BLIŹNIAKI II

Archiwum forów "muszę o tym porozmawiać"

Moderatorzy: Moderatorzy, Moderatorzy grupa wdrożeniowa

zuzola
Posty: 3235
Rejestracja: 06 gru 2003 01:00

Post autor: zuzola »

natabocian pisze:.
Porada została udzielona.
(i tu podpisy psycholożek i dyrektora placówki)
8O
8O :help: :hihi: boskie!!!

Dinozaury też słodkie, mnie Zu spytała, czy za moich czasów były już cyrkle... Lekko poirytowana :wink: odpowiedziałam, że nie, bo wtedy jeszcze ludzie nie znali koła... Zu na to, że musiałam mieć ciężkie dzieciństwo :hihi:

Mama Zuzi (IX. 2002) i Filipka (IX. 2008)


natabocian
Posty: 10956
Rejestracja: 08 gru 2002 01:00

Post autor: natabocian »

Na jutro o 8.30 jestem umówiona z dyrektorką - jest nadzieja :D
Być może będzie to dobry, albo przynajmniej lepszy niż poprzedni rok szkolny :D
Biorąc pod uwagę, że zaoszczędziłam na książkach prawie 200 zł to zaczyna się nieźle. Oby tylko książki z księgarni internetowej dotarły na czas 8)

** Przedstawione informacje **
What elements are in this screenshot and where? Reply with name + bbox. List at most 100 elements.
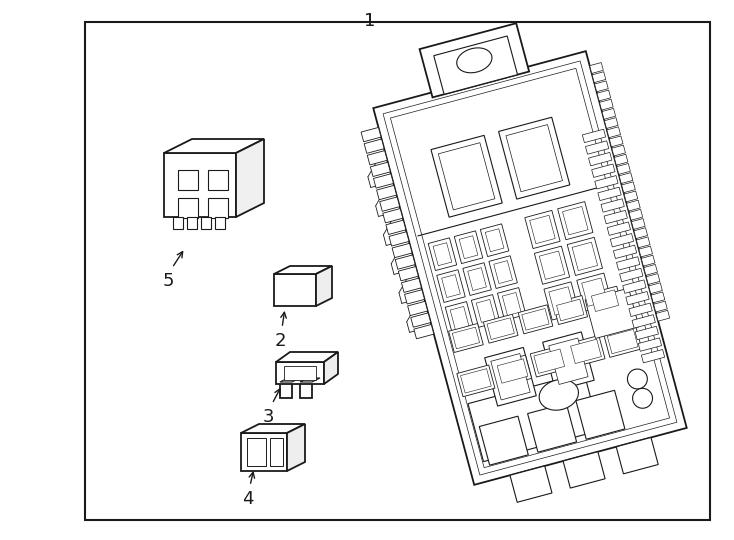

** Polecenie **
Przetłumacz na język angielski to zdanie z wpisu na forum: „Biorąc pod uwagę, że zaoszczędziłam na książkach prawie 200 zł to zaczyna się nieźle.”

** Odpowiedź **
Considering that I saved almost 200 zł on books, it's off to a pretty good start.